Give a verbatim quotation of every record.
## begin
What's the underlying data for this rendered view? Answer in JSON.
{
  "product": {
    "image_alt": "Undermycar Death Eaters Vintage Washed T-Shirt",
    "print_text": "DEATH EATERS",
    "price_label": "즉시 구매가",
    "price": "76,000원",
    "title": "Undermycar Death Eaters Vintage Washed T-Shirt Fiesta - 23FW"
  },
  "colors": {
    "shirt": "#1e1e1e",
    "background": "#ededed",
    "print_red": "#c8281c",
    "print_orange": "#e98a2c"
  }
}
## end
[ANSWER FOR THE TASK]
What's the underlying data for this rendered view? Answer in JSON.
{
  "product": {
    "image_alt": "Undermycar Death Eaters Vintage Washed T-Shirt",
    "print_text": "DEATH EATERS",
    "price_label": "즉시 구매가",
    "price": "76,000원",
    "title": "Undermycar Death Eaters Vintage Washed T-Shirt Fiesta - 23FW"
  },
  "colors": {
    "shirt": "#1e1e1e",
    "background": "#ededed",
    "print_red": "#c8281c",
    "print_orange": "#e98a2c"
  }
}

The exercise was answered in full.